Exercise description:
Say how many lines contain "JSON", using only the number.

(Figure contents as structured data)
>>>>>

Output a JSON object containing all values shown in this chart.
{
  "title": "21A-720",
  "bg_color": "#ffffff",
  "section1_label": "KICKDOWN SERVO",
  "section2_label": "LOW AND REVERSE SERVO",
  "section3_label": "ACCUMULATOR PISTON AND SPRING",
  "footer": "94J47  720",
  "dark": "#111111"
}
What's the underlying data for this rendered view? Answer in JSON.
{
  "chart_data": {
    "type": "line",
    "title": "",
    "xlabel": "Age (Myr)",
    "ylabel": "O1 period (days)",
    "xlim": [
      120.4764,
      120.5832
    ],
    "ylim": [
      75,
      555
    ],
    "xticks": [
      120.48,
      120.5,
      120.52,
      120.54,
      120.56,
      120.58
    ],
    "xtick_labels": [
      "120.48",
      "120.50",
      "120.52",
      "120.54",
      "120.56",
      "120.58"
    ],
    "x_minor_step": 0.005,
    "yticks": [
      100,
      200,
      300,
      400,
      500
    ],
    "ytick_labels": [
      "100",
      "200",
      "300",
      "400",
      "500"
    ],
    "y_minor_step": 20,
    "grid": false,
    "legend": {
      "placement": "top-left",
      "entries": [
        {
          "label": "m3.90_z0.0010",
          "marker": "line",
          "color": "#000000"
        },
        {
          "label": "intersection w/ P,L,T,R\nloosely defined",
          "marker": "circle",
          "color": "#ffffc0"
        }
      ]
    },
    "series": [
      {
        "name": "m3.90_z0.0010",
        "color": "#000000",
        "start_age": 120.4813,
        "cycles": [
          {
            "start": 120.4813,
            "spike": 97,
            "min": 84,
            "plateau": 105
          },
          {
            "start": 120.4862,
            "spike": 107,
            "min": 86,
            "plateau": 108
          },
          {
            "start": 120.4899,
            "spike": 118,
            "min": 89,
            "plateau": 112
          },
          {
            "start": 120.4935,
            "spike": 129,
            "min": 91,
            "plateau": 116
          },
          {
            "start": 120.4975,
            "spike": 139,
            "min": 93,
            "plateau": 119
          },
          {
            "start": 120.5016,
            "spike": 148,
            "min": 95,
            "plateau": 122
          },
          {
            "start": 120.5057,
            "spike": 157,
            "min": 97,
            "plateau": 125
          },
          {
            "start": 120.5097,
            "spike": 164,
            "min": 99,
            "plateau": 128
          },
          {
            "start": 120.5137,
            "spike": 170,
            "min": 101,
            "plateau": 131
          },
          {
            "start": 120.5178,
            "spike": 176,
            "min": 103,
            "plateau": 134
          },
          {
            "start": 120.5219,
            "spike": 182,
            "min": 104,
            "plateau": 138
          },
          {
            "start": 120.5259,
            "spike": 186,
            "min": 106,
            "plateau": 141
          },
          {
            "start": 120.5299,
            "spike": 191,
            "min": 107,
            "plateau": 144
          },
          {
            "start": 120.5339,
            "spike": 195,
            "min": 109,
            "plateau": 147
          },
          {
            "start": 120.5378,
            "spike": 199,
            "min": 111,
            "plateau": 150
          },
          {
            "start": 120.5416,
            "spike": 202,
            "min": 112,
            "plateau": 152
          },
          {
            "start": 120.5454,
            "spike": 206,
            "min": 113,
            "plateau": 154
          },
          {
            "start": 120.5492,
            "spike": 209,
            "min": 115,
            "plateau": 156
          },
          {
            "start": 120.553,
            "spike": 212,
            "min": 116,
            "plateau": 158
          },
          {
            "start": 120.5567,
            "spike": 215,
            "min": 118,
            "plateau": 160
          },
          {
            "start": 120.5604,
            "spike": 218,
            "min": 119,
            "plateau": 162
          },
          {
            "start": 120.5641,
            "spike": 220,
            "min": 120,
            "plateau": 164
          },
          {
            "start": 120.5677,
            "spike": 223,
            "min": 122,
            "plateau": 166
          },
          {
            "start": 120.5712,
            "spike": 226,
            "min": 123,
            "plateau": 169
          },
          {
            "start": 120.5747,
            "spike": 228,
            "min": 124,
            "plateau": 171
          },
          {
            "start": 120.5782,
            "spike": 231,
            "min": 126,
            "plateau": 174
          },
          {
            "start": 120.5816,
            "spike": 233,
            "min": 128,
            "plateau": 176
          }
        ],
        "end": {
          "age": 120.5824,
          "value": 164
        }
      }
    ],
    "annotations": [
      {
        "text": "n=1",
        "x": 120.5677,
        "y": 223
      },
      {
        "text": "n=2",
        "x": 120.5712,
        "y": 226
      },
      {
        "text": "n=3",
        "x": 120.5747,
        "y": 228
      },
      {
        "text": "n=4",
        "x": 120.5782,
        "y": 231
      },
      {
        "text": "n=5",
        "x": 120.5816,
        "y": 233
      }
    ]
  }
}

<<<<<

Full response:
2